- Job -
Compile every line that includes the word "from".

— start Source material —

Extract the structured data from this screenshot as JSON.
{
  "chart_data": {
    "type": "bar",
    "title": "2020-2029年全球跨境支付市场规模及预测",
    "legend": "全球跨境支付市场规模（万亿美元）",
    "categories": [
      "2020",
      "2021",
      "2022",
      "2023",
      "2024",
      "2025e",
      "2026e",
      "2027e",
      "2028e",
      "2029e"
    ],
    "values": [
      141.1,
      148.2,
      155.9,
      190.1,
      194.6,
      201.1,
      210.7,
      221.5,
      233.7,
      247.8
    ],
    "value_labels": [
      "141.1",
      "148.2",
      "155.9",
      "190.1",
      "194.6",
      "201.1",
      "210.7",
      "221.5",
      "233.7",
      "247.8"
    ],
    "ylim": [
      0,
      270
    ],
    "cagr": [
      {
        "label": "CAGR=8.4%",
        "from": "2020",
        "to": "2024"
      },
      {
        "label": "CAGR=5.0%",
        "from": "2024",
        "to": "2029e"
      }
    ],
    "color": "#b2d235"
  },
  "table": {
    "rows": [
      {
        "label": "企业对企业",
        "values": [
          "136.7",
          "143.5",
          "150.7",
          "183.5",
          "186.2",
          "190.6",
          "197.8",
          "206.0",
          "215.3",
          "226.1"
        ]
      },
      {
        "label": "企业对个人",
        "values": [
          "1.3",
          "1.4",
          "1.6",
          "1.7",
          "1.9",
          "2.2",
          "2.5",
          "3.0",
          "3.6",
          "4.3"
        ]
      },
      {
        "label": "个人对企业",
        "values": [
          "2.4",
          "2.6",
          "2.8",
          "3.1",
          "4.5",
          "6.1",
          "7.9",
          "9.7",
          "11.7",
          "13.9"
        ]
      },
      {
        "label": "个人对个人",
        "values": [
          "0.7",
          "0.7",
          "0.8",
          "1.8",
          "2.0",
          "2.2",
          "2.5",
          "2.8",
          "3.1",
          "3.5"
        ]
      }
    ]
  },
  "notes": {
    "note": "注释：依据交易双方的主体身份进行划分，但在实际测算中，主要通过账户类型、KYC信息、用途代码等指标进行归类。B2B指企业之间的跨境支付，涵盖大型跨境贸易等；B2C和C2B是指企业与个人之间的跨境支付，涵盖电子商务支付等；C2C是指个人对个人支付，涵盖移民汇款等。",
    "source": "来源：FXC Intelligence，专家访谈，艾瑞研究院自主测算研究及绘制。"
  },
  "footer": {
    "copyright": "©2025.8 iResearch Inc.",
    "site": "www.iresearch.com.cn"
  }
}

— end Source material —

- Written response -
Extract the structured data from this screenshot as JSON.
        "from": "2020",
        "from": "2024",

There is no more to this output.